**SET EXERCISE**
Collect from the data below each line with "Функции".

**PROVIDED INFORMATION**
= = = = =
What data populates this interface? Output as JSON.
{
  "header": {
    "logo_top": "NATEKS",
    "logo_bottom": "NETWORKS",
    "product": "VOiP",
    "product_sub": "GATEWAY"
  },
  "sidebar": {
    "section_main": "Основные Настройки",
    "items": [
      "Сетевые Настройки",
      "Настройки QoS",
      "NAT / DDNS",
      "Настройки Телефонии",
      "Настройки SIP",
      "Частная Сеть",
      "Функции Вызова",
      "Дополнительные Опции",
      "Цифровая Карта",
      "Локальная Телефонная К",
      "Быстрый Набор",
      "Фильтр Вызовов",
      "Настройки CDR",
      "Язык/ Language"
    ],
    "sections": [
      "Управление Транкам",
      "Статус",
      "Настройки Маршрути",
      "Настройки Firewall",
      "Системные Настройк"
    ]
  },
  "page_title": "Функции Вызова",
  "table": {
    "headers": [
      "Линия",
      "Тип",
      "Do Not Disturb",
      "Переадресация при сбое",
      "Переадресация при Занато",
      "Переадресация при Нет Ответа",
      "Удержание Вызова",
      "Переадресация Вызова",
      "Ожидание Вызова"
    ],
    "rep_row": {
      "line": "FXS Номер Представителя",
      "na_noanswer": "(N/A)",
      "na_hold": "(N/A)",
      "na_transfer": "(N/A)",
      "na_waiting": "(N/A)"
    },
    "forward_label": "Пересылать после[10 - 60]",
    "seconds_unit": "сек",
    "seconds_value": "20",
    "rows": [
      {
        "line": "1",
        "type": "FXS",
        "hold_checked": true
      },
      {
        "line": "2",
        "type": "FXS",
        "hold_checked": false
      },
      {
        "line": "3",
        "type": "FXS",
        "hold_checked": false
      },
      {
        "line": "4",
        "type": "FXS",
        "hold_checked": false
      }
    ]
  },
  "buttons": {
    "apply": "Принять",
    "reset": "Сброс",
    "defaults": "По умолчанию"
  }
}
= = = = =
**FULL SOLUTION**
      "Функции Вызова",
  "page_title": "Функции Вызова",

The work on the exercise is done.